• _Task goal_
Here are records with pictures in them. Copy all of them exactly and leave the pictures out.

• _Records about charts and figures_
____________________

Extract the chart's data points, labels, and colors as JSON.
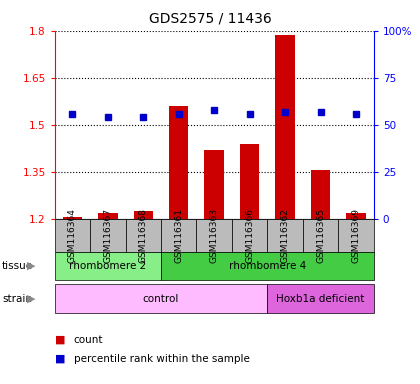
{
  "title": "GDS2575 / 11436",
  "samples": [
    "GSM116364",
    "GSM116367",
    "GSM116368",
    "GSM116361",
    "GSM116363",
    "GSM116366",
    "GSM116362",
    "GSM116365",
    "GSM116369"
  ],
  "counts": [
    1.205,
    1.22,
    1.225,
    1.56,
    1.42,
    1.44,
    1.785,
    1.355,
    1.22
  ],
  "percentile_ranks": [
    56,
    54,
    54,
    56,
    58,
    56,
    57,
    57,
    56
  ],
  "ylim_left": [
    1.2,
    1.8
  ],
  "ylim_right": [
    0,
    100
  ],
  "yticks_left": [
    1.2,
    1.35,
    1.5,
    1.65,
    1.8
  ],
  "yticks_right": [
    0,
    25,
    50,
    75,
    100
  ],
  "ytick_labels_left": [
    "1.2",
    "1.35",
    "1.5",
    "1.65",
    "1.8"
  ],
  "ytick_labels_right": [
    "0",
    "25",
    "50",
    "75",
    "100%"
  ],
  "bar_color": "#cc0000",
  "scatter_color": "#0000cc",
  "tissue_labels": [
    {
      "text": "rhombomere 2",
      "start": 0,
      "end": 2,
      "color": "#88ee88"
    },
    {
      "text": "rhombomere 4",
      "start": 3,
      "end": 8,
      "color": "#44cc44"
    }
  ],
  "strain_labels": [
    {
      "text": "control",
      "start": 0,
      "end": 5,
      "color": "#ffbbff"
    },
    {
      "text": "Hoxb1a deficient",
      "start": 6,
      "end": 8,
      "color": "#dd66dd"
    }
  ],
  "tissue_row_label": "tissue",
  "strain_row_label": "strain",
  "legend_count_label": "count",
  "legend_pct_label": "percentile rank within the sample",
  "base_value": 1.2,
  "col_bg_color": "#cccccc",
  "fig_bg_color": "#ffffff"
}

____________________

• _Result for this task_
Extract the chart's data points, labels, and colors as JSON.
{
  "title": "GDS2575 / 11436",
  "samples": [
    "GSM116364",
    "GSM116367",
    "GSM116368",
    "GSM116361",
    "GSM116363",
    "GSM116366",
    "GSM116362",
    "GSM116365",
    "GSM116369"
  ],
  "counts": [
    1.205,
    1.22,
    1.225,
    1.56,
    1.42,
    1.44,
    1.785,
    1.355,
    1.22
  ],
  "percentile_ranks": [
    56,
    54,
    54,
    56,
    58,
    56,
    57,
    57,
    56
  ],
  "ylim_left": [
    1.2,
    1.8
  ],
  "ylim_right": [
    0,
    100
  ],
  "yticks_left": [
    1.2,
    1.35,
    1.5,
    1.65,
    1.8
  ],
  "yticks_right": [
    0,
    25,
    50,
    75,
    100
  ],
  "ytick_labels_left": [
    "1.2",
    "1.35",
    "1.5",
    "1.65",
    "1.8"
  ],
  "ytick_labels_right": [
    "0",
    "25",
    "50",
    "75",
    "100%"
  ],
  "bar_color": "#cc0000",
  "scatter_color": "#0000cc",
  "tissue_labels": [
    {
      "text": "rhombomere 2",
      "start": 0,
      "end": 2,
      "color": "#88ee88"
    },
    {
      "text": "rhombomere 4",
      "start": 3,
      "end": 8,
      "color": "#44cc44"
    }
  ],
  "strain_labels": [
    {
      "text": "control",
      "start": 0,
      "end": 5,
      "color": "#ffbbff"
    },
    {
      "text": "Hoxb1a deficient",
      "start": 6,
      "end": 8,
      "color": "#dd66dd"
    }
  ],
  "tissue_row_label": "tissue",
  "strain_row_label": "strain",
  "legend_count_label": "count",
  "legend_pct_label": "percentile rank within the sample",
  "base_value": 1.2,
  "col_bg_color": "#cccccc",
  "fig_bg_color": "#ffffff"
}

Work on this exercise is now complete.